--- Start of DATASET EXTRACT ---

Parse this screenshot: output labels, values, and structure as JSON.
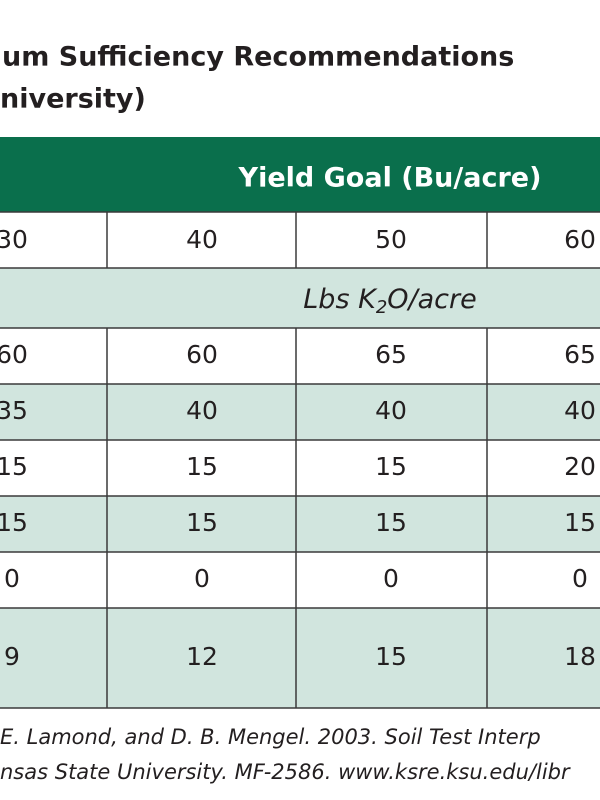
{
  "title": {
    "line1": "um Sufficiency Recommendations",
    "line2": "niversity)"
  },
  "table": {
    "group_header": "Yield Goal (Bu/acre)",
    "columns": [
      "30",
      "40",
      "50",
      "60"
    ],
    "unit": {
      "text": "Lbs K",
      "sub": "2",
      "tail": "O/acre"
    },
    "rows": [
      [
        "60",
        "60",
        "65",
        "65"
      ],
      [
        "35",
        "40",
        "40",
        "40"
      ],
      [
        "15",
        "15",
        "15",
        "20"
      ],
      [
        "15",
        "15",
        "15",
        "15"
      ],
      [
        "0",
        "0",
        "0",
        "0"
      ],
      [
        "9",
        "12",
        "15",
        "18"
      ]
    ]
  },
  "source": {
    "line1": "E. Lamond, and D. B. Mengel. 2003. Soil Test Interp",
    "line2": "nsas State University. MF-2586. www.ksre.ksu.edu/libr"
  }
}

--- End of DATASET EXTRACT ---

Generate a word-for-word copy of the preceding records, excluding all pictures.

Parse this screenshot: output labels, values, and structure as JSON.
{
  "title": {
    "line1": "um Sufficiency Recommendations",
    "line2": "niversity)"
  },
  "table": {
    "group_header": "Yield Goal (Bu/acre)",
    "columns": [
      "30",
      "40",
      "50",
      "60"
    ],
    "unit": {
      "text": "Lbs K",
      "sub": "2",
      "tail": "O/acre"
    },
    "rows": [
      [
        "60",
        "60",
        "65",
        "65"
      ],
      [
        "35",
        "40",
        "40",
        "40"
      ],
      [
        "15",
        "15",
        "15",
        "20"
      ],
      [
        "15",
        "15",
        "15",
        "15"
      ],
      [
        "0",
        "0",
        "0",
        "0"
      ],
      [
        "9",
        "12",
        "15",
        "18"
      ]
    ]
  },
  "source": {
    "line1": "E. Lamond, and D. B. Mengel. 2003. Soil Test Interp",
    "line2": "nsas State University. MF-2586. www.ksre.ksu.edu/libr"
  }
}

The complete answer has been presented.